Your task: The data below should be restated word for word, with every picture omitted.

══ Records to use ══

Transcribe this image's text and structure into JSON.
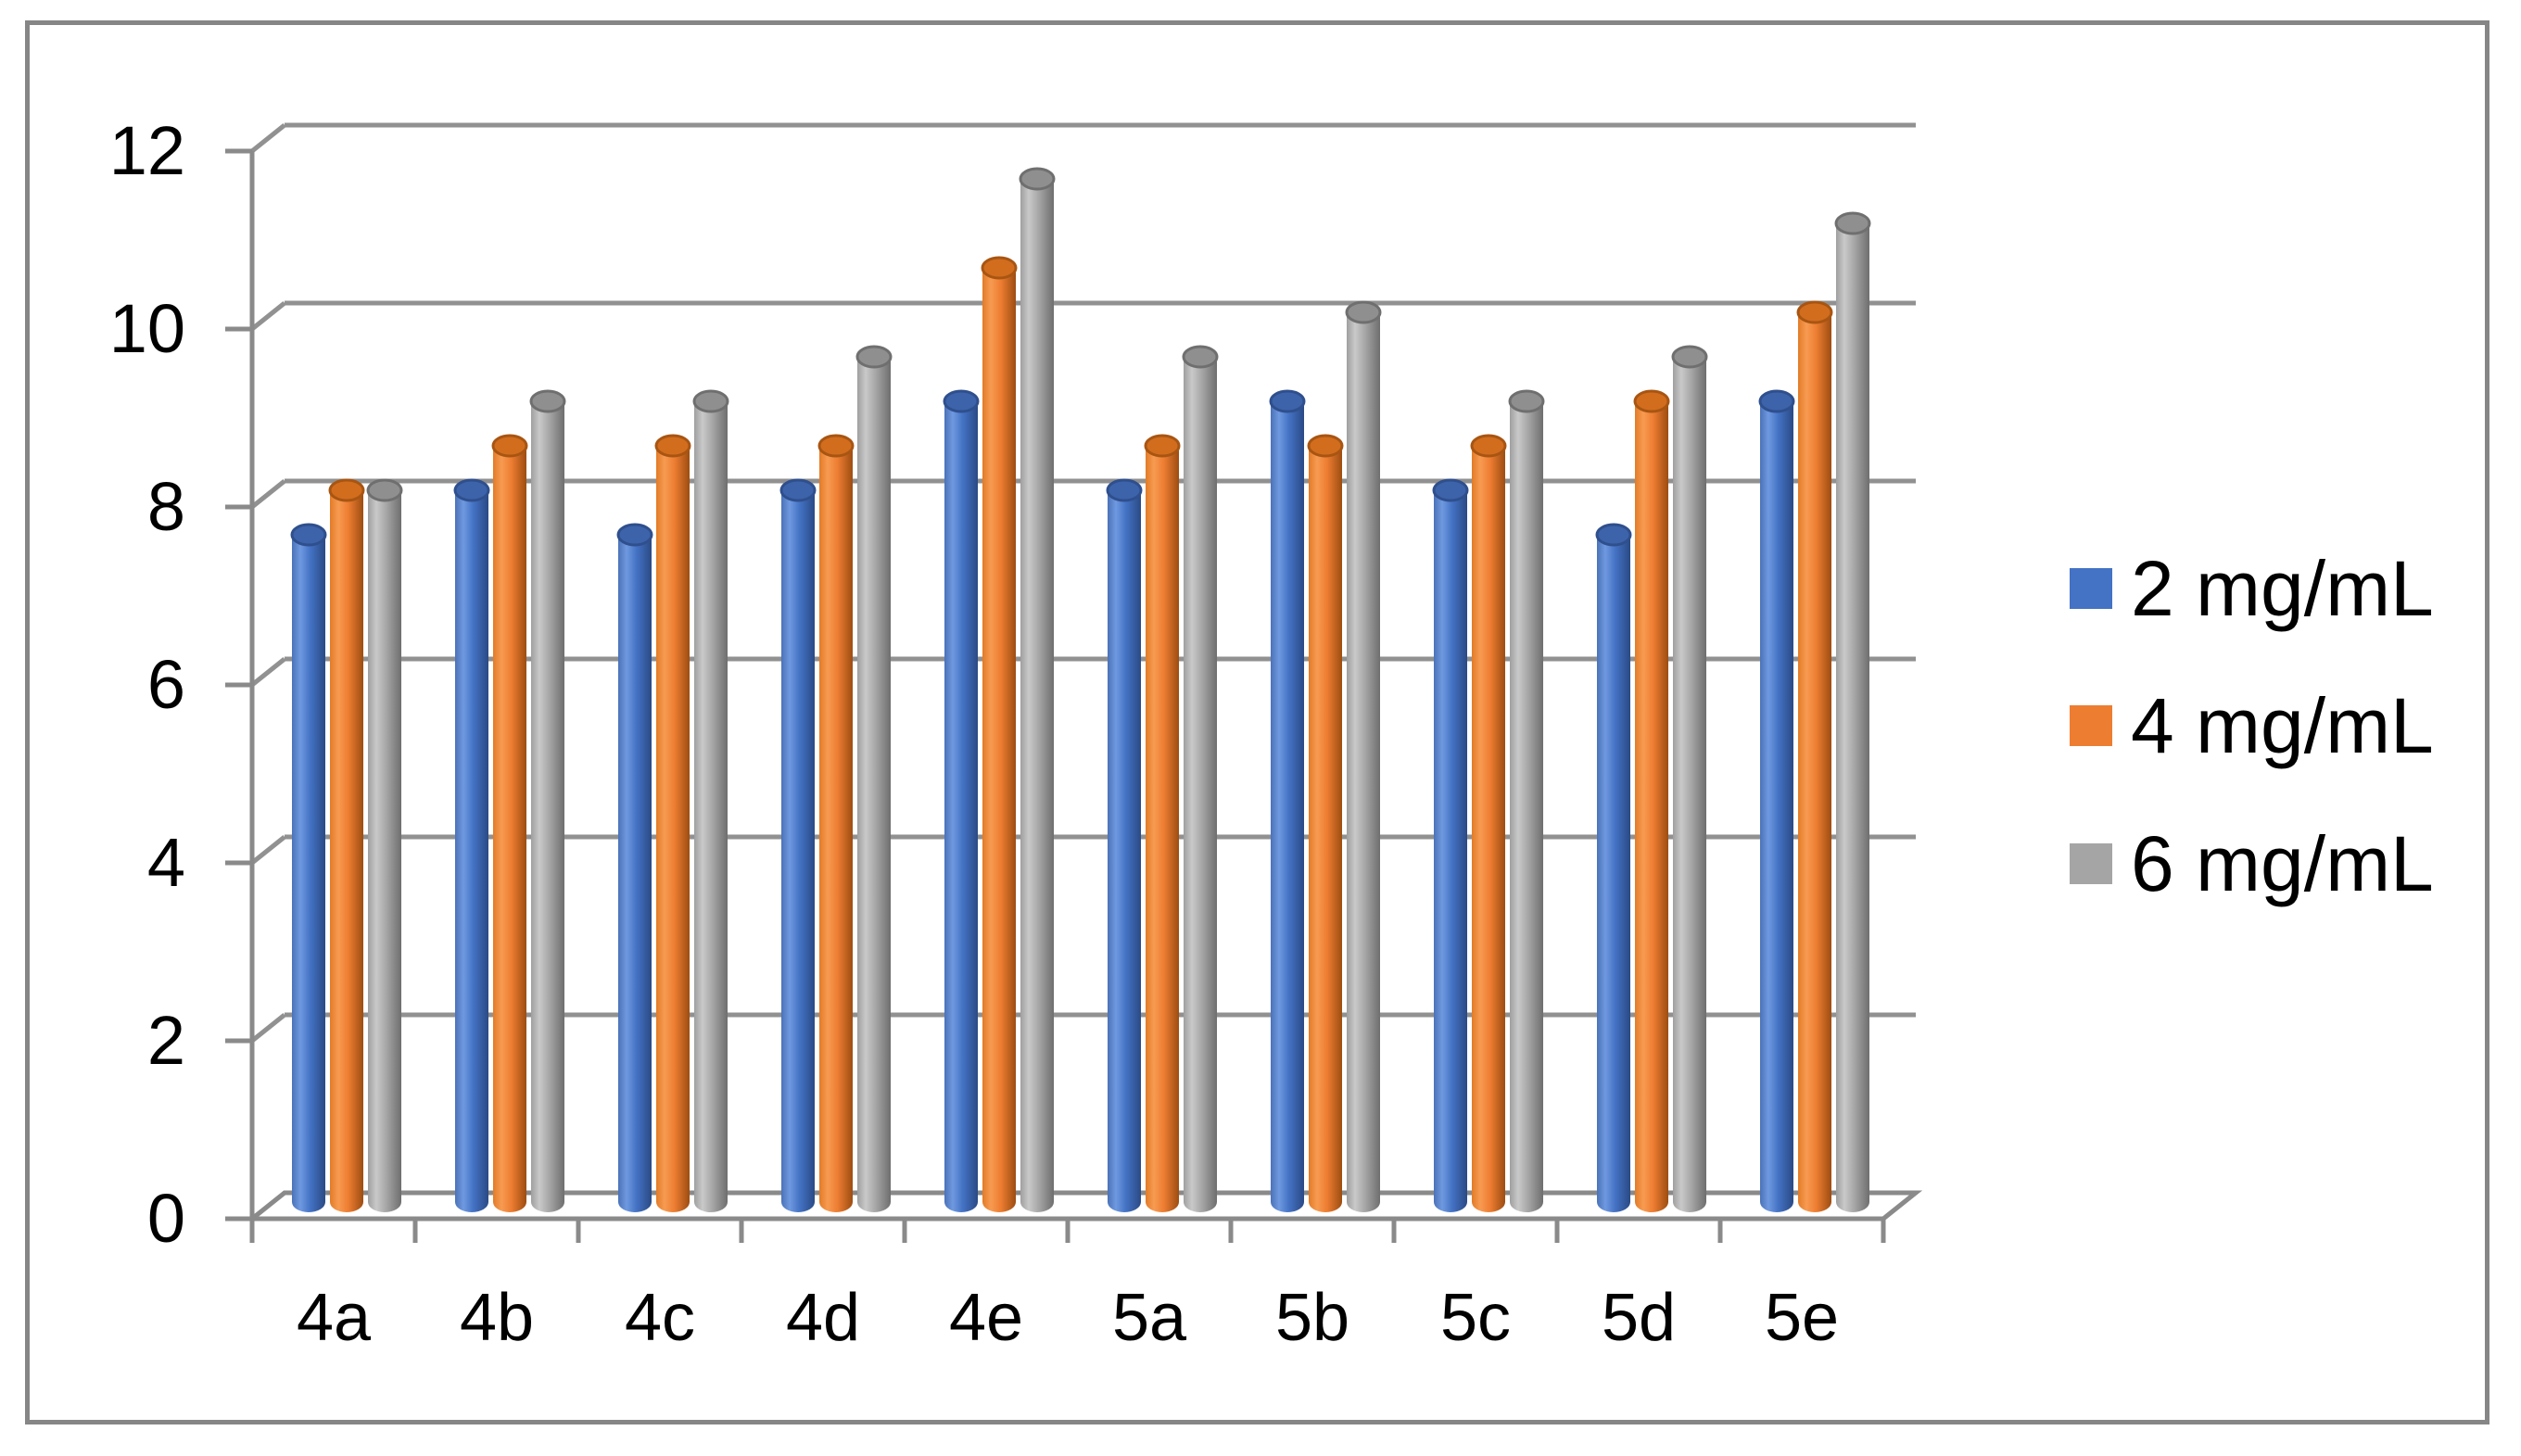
{
  "figure": {
    "background": "#ffffff",
    "frame_border_color": "#868686"
  },
  "chart_data": {
    "type": "bar",
    "style": "3d-cylinder",
    "title": "",
    "xlabel": "",
    "ylabel": "",
    "grid": true,
    "gridline_color": "#919191",
    "axis_color": "#8a8a8a",
    "text_color": "#000000",
    "categories": [
      "4a",
      "4b",
      "4c",
      "4d",
      "4e",
      "5a",
      "5b",
      "5c",
      "5d",
      "5e"
    ],
    "series": [
      {
        "name": "2 mg/mL",
        "color": "#4472C4",
        "values": [
          7.5,
          8,
          7.5,
          8,
          9,
          8,
          9,
          8,
          7.5,
          9
        ],
        "shades": {
          "edge": "#4a72b8",
          "light": "#6f99e0",
          "base": "#4472c4",
          "dark": "#2a4a85",
          "cap": "#3d63aa",
          "cap_rim": "#2f4f8d"
        }
      },
      {
        "name": "4 mg/mL",
        "color": "#ED7D31",
        "values": [
          8,
          8.5,
          8.5,
          8.5,
          10.5,
          8.5,
          8.5,
          8.5,
          9,
          10
        ],
        "shades": {
          "edge": "#e27b27",
          "light": "#f79b52",
          "base": "#ed7d31",
          "dark": "#9d4d11",
          "cap": "#d26d1e",
          "cap_rim": "#a85512"
        }
      },
      {
        "name": "6 mg/mL",
        "color": "#A5A5A5",
        "values": [
          8,
          9,
          9,
          9.5,
          11.5,
          9.5,
          10,
          9,
          9.5,
          11
        ],
        "shades": {
          "edge": "#9f9f9f",
          "light": "#c9c9c9",
          "base": "#a6a6a6",
          "dark": "#6e6e6e",
          "cap": "#8f8f8f",
          "cap_rim": "#6f6f6f"
        }
      }
    ],
    "y_axis": {
      "min": 0,
      "max": 12,
      "step": 2,
      "tick_labels": [
        "0",
        "2",
        "4",
        "6",
        "8",
        "10",
        "12"
      ]
    },
    "x_axis": {
      "tick_labels": [
        "4a",
        "4b",
        "4c",
        "4d",
        "4e",
        "5a",
        "5b",
        "5c",
        "5d",
        "5e"
      ]
    },
    "legend": {
      "position": "right",
      "items": [
        "2 mg/mL",
        "4 mg/mL",
        "6 mg/mL"
      ]
    }
  }
}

═══

Reply to the task:
Transcribe this image's text and structure into JSON.
{
  "figure": {
    "background": "#ffffff",
    "frame_border_color": "#868686"
  },
  "chart_data": {
    "type": "bar",
    "style": "3d-cylinder",
    "title": "",
    "xlabel": "",
    "ylabel": "",
    "grid": true,
    "gridline_color": "#919191",
    "axis_color": "#8a8a8a",
    "text_color": "#000000",
    "categories": [
      "4a",
      "4b",
      "4c",
      "4d",
      "4e",
      "5a",
      "5b",
      "5c",
      "5d",
      "5e"
    ],
    "series": [
      {
        "name": "2 mg/mL",
        "color": "#4472C4",
        "values": [
          7.5,
          8,
          7.5,
          8,
          9,
          8,
          9,
          8,
          7.5,
          9
        ],
        "shades": {
          "edge": "#4a72b8",
          "light": "#6f99e0",
          "base": "#4472c4",
          "dark": "#2a4a85",
          "cap": "#3d63aa",
          "cap_rim": "#2f4f8d"
        }
      },
      {
        "name": "4 mg/mL",
        "color": "#ED7D31",
        "values": [
          8,
          8.5,
          8.5,
          8.5,
          10.5,
          8.5,
          8.5,
          8.5,
          9,
          10
        ],
        "shades": {
          "edge": "#e27b27",
          "light": "#f79b52",
          "base": "#ed7d31",
          "dark": "#9d4d11",
          "cap": "#d26d1e",
          "cap_rim": "#a85512"
        }
      },
      {
        "name": "6 mg/mL",
        "color": "#A5A5A5",
        "values": [
          8,
          9,
          9,
          9.5,
          11.5,
          9.5,
          10,
          9,
          9.5,
          11
        ],
        "shades": {
          "edge": "#9f9f9f",
          "light": "#c9c9c9",
          "base": "#a6a6a6",
          "dark": "#6e6e6e",
          "cap": "#8f8f8f",
          "cap_rim": "#6f6f6f"
        }
      }
    ],
    "y_axis": {
      "min": 0,
      "max": 12,
      "step": 2,
      "tick_labels": [
        "0",
        "2",
        "4",
        "6",
        "8",
        "10",
        "12"
      ]
    },
    "x_axis": {
      "tick_labels": [
        "4a",
        "4b",
        "4c",
        "4d",
        "4e",
        "5a",
        "5b",
        "5c",
        "5d",
        "5e"
      ]
    },
    "legend": {
      "position": "right",
      "items": [
        "2 mg/mL",
        "4 mg/mL",
        "6 mg/mL"
      ]
    }
  }
}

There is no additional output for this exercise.